## Tâches demandées
1. Énumérez les critères qu'un évènement doit remplir pour être qualifié de force majeure selon le texte sur la force majeure.
2. Renvoyez le passage du texte sur la force majeure qui va de « En conclusion, même » à « dommages, si possible. ».

## Texte fourni
Cet article du Code civil du Québec énumère les critères essentiels pour la détermination d’un évènement comme une de force majeure. Premièrement, l’évènement de force majeure doit être imprévisible, dans le sens où le débiteur de l’obligation ne pouvait le prévoir objectivement ou ne pouvait raisonnablement s’attendre à le prévoir. Deuxièmement, l’évènement de force majeure doit être irrésistible, c'est-à-dire qu'il est impossible pour un débiteur raisonnable à prendre des mesures raisonnables pour éviter la survenance de l’évènement de force majeure, et que la force majeure rend absolument impossible l'exécution des obligations du débiteur. Enfin, l’évènement de force majeure doit également être étranger, ce qui signifie qu’il est en dehors des limites de l'action ou du contrôle du débiteur. Un exemple de cause étrangère peut être l'acte d'un tiers sur lequel le débiteur n'a aucun contrôle (par exemple, un arrêt mandaté du gouvernement).
Un cas de force majeure peut suspendre temporairement les obligations contractuelles du débiteur dans le cadre d'un contrat où les obligations sont à exécution successive et que l’impossibilité d’exécution est temporaire (par exemple, un abonnement à un centre de conditionnement physique avec des versements mensuels). En d’autres cas, une inexécution importante du débiteur résultant d’un cas de force majeure peut entraîner la résiliation du contrat dans son entièreté.
Enfin, il est important de noter qu'une partie invoquant la force majeure aura l’obligation d’informer son cocontractant par écrit dès qu'elle a connaissance de l'événement de force majeure, ou dès qu'elle peut raisonnablement le faire. Dans le cas où un contrat contient une disposition relative à la force majeure, il existe généralement un délai et une manière précise par lequel une partie doit informer son cocontractant de son incapacité à exécuter ses obligations en raison d'un cas de force majeure. Ladite partie invocatrice doit également veiller à prendre toutes les mesures raisonnables dans les circonstances pour atténuer tout dommage supplémentaire qui pourrait être causé à la partie cocontractante du fait de la force majeure.
En conclusion, même s'il est probable que les tribunaux du Québec classifieront la pandémie de COVID-19 comme un événement de force majeure, il est important de se rappeler qu’on ne peut pas présumer que la pandémie pourrait être utilisée comme prétexte pour se libérer de toutes obligations contractuelles et de se décharger de toutes responsabilités contractuelles. Chaque obligation contractuelle doit être analysée sur une base individuelle, et le débiteur de l'obligation contractuelle doit contribuer à informer adéquatement son cocontractant et atténuer tous les dommages, si possible.

## Données fournies
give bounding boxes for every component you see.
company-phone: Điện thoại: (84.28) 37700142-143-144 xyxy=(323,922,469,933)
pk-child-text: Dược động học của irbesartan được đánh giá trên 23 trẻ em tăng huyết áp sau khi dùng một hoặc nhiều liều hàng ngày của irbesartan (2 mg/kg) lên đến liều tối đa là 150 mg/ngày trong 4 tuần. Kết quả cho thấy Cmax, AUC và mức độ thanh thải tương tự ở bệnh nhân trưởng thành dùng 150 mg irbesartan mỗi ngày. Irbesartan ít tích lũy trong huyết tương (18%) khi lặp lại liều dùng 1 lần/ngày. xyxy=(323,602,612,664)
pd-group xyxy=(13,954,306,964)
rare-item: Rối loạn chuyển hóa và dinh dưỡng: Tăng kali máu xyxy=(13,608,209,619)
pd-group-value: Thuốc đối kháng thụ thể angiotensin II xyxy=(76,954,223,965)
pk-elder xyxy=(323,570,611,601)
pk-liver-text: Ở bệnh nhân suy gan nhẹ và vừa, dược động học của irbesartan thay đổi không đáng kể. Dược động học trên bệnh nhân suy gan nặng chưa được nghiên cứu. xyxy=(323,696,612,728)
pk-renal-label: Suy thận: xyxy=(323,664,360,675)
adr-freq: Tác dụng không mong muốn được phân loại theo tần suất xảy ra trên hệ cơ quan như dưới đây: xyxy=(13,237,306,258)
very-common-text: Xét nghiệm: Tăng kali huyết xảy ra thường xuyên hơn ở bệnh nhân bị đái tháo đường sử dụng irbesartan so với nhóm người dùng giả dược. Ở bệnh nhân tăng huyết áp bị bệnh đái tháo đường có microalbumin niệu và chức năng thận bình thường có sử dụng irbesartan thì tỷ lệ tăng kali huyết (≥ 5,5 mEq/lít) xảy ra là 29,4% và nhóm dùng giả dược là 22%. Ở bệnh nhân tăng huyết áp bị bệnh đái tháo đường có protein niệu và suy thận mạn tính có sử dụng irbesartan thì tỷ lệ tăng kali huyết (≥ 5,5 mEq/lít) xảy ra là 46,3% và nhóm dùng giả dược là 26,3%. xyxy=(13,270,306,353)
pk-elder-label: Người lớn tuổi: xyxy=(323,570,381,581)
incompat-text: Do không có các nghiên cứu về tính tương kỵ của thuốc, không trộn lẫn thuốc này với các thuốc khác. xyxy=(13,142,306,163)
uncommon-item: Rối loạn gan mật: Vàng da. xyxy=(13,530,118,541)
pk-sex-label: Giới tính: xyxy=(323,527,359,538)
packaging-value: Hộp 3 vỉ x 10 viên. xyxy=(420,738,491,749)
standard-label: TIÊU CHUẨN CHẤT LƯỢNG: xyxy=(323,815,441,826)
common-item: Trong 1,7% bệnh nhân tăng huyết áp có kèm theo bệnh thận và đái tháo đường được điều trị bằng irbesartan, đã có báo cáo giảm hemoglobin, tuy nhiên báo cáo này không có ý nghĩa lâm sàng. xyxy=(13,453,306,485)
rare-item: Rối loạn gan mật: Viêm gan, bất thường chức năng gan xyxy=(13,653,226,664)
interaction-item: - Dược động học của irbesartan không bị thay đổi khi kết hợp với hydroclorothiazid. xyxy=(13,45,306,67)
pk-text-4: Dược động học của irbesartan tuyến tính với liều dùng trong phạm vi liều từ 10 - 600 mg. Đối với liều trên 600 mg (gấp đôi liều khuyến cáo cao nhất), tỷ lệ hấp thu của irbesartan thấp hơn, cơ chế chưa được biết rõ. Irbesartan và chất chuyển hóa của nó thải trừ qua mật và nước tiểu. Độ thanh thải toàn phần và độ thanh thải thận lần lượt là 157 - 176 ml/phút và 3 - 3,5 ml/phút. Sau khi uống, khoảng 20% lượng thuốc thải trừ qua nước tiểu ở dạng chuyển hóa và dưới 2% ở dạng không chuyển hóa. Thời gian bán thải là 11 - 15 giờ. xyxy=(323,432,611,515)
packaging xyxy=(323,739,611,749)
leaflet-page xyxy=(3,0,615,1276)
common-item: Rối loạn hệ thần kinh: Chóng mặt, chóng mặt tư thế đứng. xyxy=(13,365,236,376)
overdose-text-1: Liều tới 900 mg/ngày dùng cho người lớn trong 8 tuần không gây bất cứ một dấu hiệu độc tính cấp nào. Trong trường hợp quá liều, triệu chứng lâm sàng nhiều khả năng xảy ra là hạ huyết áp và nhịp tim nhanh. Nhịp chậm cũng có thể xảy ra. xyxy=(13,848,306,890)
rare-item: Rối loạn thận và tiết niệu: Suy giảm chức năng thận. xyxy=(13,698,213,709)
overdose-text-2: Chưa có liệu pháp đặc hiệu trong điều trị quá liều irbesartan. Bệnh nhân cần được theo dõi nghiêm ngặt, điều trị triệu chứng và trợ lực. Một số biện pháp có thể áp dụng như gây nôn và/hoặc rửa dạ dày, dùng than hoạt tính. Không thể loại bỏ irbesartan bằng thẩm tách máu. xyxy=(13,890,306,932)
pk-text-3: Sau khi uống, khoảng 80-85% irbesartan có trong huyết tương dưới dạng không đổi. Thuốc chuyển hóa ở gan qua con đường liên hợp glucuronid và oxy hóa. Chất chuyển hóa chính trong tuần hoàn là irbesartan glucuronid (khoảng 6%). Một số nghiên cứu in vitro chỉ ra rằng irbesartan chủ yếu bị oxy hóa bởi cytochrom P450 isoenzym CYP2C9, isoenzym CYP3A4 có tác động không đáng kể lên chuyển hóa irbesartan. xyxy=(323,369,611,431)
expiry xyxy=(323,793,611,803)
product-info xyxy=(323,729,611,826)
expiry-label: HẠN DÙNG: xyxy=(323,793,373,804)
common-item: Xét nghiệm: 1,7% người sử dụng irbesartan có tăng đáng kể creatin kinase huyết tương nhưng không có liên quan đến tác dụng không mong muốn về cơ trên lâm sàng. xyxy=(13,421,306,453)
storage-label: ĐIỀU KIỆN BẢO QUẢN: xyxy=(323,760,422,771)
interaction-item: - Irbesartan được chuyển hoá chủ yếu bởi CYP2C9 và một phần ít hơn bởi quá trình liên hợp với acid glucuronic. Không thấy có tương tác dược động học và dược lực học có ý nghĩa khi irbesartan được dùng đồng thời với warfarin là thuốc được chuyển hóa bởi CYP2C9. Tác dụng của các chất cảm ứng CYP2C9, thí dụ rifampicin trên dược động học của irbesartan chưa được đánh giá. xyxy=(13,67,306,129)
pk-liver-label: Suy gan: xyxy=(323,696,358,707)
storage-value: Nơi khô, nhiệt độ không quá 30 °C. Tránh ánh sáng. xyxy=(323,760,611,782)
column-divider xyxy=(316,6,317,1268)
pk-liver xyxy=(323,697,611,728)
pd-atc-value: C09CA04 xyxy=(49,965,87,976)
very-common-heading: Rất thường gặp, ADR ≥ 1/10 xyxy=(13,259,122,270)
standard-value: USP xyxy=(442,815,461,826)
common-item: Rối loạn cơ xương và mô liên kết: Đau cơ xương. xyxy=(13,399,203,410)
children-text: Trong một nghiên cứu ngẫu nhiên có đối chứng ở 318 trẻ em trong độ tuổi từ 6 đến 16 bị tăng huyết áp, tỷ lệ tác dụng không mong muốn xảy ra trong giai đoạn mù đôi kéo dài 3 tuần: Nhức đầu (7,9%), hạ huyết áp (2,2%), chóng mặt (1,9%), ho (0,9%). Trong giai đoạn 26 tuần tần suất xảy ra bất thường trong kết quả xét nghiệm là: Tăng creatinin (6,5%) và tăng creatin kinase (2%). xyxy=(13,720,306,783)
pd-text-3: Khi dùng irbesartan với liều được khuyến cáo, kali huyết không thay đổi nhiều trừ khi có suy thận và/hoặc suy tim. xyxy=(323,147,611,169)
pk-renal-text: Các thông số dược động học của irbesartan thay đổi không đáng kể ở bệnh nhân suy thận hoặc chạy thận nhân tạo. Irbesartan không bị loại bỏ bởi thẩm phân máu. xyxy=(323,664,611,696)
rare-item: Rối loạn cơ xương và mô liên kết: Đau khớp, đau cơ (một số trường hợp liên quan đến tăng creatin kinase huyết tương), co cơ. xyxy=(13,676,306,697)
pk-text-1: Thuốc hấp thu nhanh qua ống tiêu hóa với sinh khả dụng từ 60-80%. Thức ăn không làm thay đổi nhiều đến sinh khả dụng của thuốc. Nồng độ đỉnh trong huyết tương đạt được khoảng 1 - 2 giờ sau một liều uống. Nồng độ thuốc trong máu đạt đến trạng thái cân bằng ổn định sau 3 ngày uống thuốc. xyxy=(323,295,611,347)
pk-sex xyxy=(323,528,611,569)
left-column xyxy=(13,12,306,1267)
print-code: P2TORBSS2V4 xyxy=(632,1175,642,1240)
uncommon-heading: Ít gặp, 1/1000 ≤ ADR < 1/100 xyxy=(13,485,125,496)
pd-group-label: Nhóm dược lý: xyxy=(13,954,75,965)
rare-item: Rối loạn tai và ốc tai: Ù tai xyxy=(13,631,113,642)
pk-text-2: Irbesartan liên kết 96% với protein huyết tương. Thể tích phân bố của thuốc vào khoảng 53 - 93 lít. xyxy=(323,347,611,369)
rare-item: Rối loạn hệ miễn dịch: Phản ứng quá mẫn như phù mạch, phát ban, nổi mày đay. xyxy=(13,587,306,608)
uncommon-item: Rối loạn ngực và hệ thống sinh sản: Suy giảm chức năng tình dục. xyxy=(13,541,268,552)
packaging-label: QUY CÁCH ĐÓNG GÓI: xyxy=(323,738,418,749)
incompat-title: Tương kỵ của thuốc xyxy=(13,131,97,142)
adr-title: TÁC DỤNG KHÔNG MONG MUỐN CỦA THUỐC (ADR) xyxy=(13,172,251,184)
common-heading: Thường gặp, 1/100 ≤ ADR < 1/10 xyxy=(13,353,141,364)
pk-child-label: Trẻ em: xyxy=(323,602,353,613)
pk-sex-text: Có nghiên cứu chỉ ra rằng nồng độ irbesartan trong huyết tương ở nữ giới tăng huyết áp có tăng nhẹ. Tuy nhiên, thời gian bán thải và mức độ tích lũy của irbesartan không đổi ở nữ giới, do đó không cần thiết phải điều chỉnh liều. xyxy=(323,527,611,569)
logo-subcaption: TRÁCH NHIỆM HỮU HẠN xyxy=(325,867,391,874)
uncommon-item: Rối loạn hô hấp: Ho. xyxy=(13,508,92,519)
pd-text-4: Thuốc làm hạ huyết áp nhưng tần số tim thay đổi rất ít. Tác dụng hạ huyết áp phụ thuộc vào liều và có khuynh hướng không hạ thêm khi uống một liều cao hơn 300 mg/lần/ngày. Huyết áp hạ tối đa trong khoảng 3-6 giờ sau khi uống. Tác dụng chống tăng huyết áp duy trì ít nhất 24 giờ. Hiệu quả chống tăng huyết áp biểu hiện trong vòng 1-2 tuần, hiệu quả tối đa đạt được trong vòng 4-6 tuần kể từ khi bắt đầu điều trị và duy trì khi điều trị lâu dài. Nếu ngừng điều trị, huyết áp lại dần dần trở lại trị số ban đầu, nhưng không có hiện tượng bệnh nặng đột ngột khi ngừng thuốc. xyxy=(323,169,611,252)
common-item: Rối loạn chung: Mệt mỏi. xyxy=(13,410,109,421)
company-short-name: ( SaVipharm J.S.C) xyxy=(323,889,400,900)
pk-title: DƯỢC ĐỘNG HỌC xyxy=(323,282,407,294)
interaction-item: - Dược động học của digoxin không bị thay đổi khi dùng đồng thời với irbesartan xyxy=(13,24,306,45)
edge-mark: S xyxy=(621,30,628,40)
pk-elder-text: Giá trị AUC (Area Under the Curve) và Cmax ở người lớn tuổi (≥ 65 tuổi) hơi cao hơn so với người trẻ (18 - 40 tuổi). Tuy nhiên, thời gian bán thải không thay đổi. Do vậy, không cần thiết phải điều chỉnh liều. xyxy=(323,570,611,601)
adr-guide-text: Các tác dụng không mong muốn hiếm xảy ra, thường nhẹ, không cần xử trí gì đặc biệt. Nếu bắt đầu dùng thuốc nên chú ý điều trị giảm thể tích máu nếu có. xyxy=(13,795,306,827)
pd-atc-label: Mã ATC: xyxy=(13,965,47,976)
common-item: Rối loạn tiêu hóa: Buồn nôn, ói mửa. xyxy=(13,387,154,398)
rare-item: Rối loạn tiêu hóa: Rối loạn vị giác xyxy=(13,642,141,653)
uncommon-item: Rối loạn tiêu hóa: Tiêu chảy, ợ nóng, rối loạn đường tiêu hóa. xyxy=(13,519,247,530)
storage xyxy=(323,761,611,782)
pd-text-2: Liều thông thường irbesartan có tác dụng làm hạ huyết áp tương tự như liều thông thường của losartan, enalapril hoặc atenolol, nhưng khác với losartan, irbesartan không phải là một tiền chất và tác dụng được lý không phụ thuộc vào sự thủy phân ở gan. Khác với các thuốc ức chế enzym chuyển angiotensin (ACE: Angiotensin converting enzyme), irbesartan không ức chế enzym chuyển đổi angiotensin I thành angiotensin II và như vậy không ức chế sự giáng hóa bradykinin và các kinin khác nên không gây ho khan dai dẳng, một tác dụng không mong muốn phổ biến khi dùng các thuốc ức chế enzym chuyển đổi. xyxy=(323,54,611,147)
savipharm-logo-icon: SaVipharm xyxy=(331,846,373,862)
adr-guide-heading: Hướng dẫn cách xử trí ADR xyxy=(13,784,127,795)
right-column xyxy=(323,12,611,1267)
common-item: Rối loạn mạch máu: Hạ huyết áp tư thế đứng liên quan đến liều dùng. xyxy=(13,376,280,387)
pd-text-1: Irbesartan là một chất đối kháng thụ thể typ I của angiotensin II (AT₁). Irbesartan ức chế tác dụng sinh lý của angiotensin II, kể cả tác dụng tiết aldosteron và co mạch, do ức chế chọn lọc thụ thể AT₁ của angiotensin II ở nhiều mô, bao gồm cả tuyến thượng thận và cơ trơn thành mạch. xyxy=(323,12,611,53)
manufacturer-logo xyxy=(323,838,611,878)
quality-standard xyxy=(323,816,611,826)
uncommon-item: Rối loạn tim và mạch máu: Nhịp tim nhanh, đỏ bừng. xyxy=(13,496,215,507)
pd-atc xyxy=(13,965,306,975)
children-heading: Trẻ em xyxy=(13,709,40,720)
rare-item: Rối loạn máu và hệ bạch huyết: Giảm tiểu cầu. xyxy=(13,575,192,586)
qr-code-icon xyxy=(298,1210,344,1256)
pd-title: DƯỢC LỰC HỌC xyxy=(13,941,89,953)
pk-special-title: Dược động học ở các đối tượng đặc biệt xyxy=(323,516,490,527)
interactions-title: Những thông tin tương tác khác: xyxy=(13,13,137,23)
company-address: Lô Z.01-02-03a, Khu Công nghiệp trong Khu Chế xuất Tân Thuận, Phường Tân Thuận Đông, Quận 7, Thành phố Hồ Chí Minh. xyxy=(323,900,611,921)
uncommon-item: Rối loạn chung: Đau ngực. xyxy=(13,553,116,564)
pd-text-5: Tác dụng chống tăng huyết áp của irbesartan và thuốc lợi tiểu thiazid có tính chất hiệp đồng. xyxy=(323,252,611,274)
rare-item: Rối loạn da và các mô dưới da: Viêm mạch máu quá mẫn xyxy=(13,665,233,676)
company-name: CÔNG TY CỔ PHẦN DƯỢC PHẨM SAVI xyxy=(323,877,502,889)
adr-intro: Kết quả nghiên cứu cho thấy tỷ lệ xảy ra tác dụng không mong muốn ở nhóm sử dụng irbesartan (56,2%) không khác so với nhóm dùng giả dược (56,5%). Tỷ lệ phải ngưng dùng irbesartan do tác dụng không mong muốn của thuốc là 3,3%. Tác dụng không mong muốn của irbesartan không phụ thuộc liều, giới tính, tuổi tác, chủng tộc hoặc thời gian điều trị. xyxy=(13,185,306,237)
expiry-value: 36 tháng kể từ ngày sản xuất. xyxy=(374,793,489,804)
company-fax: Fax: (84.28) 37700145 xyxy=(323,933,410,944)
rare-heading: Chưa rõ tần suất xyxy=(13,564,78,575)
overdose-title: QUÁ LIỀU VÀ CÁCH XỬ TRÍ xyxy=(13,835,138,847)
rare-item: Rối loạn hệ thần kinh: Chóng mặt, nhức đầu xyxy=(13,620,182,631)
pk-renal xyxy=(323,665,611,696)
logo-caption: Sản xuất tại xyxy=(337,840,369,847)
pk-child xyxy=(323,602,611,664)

## Liste des réponses
1.
- imprévisible
- irrésistible
- étranger

2.
En conclusion, même s'il est probable que les tribunaux du Québec classifieront la pandémie de COVID-19 comme un événement de force majeure, il est important de se rappeler qu’on ne peut pas présumer que la pandémie pourrait être utilisée comme prétexte pour se libérer de toutes obligations contractuelles et de se décharger de toutes responsabilités contractuelles. Chaque obligation contractuelle doit être analysée sur une base individuelle, et le débiteur de l'obligation contractuelle doit contribuer à informer adéquatement son cocontractant et atténuer tous les dommages, si possible.